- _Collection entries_
-- Start --

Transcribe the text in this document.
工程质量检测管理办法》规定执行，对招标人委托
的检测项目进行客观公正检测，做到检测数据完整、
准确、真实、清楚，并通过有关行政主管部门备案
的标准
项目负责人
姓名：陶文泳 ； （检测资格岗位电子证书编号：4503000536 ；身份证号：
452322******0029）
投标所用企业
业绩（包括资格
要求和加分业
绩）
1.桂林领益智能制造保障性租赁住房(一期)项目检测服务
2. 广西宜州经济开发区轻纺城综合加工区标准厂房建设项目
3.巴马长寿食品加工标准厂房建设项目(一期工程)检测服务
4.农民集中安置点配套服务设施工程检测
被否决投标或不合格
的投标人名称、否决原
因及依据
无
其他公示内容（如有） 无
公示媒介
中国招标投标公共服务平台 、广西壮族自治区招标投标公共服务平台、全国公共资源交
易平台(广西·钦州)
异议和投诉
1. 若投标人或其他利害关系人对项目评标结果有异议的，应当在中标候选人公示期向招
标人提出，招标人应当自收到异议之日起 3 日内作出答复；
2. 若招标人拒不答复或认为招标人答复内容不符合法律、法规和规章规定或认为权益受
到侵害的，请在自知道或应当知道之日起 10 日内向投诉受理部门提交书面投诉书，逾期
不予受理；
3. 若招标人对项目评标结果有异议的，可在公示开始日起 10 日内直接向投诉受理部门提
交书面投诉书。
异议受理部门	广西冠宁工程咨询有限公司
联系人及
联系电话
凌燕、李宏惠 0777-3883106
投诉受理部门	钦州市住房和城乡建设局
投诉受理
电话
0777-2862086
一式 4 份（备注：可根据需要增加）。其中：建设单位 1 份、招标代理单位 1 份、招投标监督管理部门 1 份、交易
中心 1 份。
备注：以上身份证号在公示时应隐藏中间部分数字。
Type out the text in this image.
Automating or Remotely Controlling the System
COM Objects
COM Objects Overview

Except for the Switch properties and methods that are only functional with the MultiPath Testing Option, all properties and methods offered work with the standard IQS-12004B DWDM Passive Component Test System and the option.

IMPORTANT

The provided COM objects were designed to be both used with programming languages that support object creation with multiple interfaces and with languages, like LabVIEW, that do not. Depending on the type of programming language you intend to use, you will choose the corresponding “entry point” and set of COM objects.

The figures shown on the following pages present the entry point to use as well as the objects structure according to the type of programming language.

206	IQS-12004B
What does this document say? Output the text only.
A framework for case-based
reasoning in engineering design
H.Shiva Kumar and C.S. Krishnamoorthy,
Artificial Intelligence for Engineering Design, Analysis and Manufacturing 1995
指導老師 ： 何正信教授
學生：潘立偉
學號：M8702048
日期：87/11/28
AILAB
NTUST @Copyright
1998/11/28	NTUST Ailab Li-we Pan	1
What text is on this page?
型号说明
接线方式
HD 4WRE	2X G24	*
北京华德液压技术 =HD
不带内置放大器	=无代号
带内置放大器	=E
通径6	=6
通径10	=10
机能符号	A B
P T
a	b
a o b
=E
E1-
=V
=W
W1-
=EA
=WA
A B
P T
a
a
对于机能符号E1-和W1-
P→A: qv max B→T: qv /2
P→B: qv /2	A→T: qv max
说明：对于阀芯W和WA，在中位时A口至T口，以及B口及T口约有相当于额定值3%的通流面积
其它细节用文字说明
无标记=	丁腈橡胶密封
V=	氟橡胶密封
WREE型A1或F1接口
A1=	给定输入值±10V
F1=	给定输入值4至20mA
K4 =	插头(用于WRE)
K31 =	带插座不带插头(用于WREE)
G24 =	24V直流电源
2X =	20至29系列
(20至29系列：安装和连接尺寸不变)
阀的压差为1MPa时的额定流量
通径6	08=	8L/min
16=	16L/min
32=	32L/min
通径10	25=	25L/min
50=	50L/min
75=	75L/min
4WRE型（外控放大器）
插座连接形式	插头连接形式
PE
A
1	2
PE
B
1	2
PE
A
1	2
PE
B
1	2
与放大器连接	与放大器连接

-- End --

- _DIRECTION_
Collect the lines that hold "only".

- _RESPONSE FOR THIS EXERCISE_
Except for the Switch properties and methods that are only functional with the MultiPath Testing Option, all properties and methods offered work with the standard IQS-12004B DWDM Passive Component Test System and the option.
What does this document say? Output the text only.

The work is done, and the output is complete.